**STATED EXERCISE**
Find all lines in the listing that include the word "İstatistikleri", then copy them.

**RECORDED INFORMATION**

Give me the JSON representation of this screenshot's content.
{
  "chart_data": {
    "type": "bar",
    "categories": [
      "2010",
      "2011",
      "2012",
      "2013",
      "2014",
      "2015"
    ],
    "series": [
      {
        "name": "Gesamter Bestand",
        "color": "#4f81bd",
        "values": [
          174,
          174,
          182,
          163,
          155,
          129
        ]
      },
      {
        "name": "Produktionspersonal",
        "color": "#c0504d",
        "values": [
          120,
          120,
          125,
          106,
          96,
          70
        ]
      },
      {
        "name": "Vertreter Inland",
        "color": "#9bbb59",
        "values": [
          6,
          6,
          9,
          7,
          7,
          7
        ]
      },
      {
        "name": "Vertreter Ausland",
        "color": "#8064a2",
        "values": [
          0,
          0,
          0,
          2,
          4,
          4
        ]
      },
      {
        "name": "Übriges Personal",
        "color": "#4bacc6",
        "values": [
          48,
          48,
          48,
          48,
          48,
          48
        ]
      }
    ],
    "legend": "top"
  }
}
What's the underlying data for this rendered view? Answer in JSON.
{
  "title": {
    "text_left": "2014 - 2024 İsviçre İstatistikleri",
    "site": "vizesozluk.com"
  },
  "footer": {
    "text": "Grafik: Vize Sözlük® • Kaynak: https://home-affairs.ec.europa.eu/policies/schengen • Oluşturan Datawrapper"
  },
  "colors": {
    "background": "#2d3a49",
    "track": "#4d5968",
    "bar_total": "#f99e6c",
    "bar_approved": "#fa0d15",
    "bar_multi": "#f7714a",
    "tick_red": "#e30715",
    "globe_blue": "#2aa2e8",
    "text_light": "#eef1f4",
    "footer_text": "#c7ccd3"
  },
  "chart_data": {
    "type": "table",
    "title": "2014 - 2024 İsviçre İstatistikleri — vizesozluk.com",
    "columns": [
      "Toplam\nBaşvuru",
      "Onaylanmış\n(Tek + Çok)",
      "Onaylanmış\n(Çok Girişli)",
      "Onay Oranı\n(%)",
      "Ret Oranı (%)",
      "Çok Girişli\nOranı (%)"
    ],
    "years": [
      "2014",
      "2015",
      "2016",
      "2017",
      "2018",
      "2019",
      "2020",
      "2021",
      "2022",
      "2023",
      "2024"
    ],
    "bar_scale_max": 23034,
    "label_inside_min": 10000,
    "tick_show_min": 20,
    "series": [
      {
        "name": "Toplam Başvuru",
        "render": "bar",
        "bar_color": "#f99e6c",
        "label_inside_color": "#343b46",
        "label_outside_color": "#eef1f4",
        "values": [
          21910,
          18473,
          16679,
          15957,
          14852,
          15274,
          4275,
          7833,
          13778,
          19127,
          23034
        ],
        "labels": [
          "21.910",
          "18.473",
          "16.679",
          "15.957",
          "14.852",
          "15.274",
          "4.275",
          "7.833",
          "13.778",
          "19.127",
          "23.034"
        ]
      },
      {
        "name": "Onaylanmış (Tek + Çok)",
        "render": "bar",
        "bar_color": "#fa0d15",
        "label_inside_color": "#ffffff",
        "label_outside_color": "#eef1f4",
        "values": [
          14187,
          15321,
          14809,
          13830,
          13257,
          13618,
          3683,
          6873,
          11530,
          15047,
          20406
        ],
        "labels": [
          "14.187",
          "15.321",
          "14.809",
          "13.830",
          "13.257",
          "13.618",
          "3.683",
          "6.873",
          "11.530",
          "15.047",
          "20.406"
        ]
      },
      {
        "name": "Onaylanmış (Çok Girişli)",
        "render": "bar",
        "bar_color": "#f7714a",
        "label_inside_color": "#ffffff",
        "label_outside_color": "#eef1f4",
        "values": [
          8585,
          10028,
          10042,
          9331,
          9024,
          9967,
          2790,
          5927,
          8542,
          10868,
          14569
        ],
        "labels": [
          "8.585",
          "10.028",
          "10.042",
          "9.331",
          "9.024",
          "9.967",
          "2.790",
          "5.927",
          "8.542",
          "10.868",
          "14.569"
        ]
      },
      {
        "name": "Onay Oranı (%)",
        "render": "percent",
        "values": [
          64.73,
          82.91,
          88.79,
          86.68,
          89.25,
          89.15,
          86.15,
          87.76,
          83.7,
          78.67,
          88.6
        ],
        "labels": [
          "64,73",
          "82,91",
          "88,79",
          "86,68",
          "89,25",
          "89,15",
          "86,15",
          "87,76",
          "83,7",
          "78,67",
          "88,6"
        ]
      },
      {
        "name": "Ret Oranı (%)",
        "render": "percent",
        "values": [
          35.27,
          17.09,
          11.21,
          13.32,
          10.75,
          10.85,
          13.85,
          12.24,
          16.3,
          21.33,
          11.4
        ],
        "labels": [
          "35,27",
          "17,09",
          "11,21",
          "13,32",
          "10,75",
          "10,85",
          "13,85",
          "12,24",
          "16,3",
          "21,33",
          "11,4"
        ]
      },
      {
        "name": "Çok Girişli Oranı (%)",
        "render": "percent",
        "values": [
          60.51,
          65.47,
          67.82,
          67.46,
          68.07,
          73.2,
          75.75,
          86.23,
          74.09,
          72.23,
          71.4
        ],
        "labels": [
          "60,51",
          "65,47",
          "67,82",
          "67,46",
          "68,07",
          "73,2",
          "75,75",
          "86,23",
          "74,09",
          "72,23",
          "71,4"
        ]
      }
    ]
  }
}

**COMPLETE ANSWER**
    "text_left": "2014 - 2024 İsviçre İstatistikleri",
    "title": "2014 - 2024 İsviçre İstatistikleri — vizesozluk.com",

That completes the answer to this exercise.